Read through the records below and copy each line that uses the word "Daisy".

= = =

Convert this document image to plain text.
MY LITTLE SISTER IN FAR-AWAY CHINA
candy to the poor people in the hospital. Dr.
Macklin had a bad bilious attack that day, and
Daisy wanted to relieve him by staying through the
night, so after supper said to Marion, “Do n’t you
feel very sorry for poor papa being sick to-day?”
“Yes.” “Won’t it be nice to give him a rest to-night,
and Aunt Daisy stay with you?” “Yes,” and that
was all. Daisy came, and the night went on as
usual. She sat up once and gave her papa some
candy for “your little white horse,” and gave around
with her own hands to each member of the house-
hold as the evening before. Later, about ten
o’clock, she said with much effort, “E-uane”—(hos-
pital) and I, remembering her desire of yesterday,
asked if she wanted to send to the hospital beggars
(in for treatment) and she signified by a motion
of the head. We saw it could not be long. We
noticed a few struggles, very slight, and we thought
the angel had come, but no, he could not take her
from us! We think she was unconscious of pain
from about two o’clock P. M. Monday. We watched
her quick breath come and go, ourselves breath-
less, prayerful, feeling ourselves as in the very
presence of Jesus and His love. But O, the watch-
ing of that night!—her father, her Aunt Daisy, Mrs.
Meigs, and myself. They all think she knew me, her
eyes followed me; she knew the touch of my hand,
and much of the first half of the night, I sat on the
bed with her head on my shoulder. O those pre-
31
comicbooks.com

= = =

SOLUTION FOR THIS PROBLEM:
Daisy wanted to relieve him by staying through the
and Aunt Daisy stay with you?” “Yes,” and that
was all. Daisy came, and the night went on as
ing of that night!—her father, her Aunt Daisy, Mrs.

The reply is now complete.